* Begin *

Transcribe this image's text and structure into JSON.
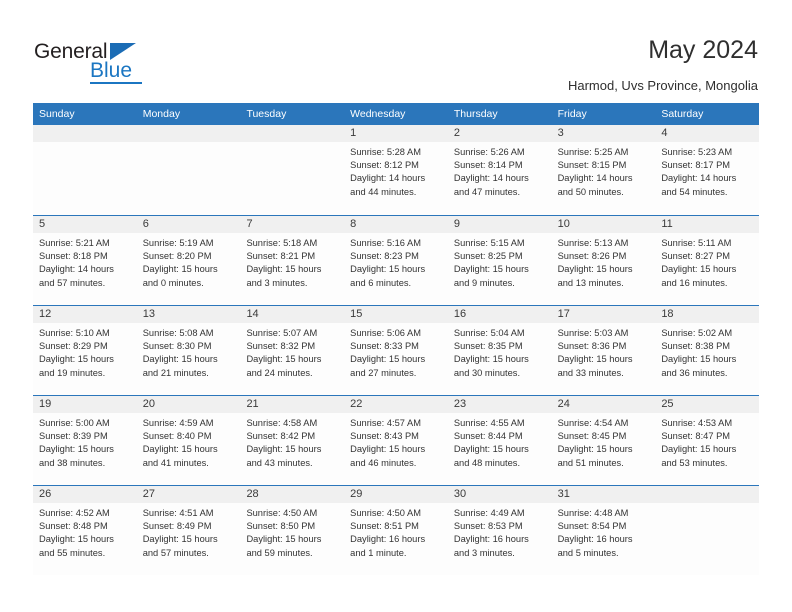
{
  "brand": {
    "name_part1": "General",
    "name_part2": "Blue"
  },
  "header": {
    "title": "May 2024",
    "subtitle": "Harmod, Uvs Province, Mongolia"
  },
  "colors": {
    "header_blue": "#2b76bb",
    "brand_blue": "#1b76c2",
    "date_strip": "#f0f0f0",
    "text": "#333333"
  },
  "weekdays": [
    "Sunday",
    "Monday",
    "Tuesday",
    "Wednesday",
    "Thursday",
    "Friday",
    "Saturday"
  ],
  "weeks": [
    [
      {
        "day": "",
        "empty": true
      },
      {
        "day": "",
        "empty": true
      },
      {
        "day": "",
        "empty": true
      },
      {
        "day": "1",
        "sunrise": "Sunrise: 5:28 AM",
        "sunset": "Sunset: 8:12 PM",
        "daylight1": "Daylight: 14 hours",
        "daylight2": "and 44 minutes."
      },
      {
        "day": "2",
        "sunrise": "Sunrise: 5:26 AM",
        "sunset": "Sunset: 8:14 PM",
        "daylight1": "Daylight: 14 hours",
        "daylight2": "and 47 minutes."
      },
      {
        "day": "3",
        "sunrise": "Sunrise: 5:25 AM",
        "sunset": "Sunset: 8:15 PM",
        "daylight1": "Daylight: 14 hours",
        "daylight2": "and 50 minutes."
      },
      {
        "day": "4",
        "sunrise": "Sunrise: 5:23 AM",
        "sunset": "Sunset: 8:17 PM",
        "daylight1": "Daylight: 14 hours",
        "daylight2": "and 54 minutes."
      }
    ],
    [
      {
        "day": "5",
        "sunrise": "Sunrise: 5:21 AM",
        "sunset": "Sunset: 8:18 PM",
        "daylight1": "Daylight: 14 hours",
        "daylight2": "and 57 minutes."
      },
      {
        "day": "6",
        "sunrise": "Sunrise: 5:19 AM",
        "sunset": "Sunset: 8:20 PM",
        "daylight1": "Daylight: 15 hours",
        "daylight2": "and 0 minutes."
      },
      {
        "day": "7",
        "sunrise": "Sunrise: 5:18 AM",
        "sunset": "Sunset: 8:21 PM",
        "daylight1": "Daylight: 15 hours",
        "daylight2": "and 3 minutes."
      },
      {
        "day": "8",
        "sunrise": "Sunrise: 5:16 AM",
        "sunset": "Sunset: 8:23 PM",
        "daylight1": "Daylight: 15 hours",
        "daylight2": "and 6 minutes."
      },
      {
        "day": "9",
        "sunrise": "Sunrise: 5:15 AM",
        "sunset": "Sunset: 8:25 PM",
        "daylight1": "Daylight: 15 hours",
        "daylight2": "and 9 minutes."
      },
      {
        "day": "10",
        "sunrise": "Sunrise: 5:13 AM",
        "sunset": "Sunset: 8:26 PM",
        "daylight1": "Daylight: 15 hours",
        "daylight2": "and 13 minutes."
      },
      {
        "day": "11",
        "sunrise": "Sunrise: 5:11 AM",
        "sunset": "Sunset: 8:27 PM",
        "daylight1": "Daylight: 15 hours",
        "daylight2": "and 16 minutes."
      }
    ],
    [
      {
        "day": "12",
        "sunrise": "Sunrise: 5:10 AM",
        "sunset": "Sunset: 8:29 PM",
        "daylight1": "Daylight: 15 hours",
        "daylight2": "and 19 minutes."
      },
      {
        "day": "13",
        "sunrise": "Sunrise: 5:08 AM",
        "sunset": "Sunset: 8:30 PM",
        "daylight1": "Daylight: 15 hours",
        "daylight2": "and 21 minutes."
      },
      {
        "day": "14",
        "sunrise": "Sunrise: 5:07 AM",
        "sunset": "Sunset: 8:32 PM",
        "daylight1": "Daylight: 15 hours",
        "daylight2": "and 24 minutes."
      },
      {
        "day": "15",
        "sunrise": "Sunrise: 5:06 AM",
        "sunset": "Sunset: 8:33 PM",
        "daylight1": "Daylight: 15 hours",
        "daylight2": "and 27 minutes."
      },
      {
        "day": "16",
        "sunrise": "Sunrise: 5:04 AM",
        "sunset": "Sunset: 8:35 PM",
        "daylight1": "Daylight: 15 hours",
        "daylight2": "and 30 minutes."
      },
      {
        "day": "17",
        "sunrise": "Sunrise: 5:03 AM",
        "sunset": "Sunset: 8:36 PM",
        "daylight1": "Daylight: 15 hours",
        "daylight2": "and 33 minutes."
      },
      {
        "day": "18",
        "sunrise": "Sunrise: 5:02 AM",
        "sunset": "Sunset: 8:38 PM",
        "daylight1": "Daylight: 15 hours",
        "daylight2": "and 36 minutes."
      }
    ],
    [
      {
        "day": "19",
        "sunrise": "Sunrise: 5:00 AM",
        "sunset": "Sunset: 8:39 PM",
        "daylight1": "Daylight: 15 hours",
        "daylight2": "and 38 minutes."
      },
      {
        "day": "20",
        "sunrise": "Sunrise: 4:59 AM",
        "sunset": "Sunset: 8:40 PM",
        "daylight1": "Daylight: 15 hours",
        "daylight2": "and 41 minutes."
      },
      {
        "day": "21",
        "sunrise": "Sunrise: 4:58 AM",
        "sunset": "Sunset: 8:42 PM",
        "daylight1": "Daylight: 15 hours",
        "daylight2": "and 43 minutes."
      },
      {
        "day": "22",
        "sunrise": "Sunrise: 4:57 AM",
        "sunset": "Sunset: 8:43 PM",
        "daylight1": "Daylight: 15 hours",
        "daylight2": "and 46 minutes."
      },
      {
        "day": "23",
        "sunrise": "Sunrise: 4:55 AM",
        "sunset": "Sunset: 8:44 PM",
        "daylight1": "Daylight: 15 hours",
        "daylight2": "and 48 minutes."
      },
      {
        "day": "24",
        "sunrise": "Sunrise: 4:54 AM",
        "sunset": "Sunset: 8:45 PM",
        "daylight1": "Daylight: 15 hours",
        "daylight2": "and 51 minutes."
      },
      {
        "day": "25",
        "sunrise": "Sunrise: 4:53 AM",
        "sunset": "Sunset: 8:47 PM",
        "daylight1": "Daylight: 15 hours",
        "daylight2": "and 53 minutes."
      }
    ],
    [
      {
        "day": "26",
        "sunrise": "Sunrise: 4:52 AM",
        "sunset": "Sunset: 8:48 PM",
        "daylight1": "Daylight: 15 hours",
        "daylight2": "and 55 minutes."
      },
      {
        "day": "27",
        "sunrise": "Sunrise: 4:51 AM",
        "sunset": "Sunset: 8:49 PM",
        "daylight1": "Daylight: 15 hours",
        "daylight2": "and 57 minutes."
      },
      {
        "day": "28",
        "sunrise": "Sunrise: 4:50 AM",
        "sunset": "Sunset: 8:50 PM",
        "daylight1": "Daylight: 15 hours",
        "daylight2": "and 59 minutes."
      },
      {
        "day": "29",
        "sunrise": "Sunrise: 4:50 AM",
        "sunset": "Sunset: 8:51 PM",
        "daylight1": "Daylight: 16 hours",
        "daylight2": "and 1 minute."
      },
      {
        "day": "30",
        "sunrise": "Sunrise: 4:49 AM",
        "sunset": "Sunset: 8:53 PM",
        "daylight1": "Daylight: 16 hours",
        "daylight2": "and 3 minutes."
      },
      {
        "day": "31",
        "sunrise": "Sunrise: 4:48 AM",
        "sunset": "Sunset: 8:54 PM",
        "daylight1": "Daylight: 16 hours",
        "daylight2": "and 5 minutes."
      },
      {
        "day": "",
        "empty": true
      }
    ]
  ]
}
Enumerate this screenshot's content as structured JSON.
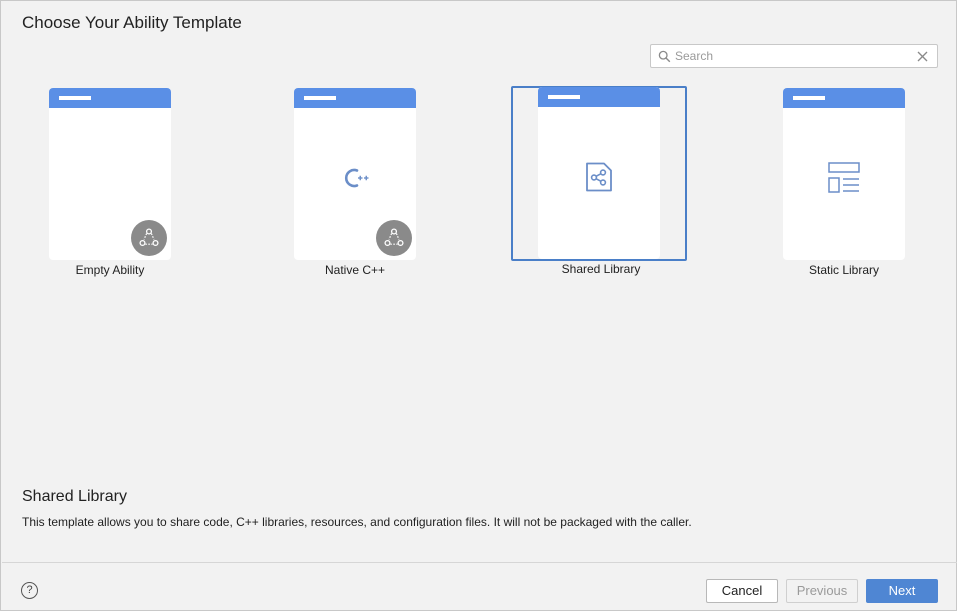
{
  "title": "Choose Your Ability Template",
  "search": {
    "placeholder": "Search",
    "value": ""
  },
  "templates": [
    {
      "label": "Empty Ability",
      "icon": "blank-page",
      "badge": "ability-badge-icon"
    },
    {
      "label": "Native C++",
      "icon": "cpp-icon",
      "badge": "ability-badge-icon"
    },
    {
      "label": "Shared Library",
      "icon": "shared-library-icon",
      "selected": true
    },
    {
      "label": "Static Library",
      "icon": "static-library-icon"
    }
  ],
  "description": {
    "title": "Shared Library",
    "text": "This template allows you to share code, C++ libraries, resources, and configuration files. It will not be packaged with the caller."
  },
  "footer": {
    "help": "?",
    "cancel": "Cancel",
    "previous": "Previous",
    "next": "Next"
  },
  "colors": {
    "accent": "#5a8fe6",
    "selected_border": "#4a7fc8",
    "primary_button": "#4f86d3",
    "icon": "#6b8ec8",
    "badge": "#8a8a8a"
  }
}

* End *

§ **TO BE DONE**
Look through the records and gather each line with the word "label".

§ **THE RESULT**
      "label": "Empty Ability",
      "label": "Native C++",
      "label": "Shared Library",
      "label": "Static Library",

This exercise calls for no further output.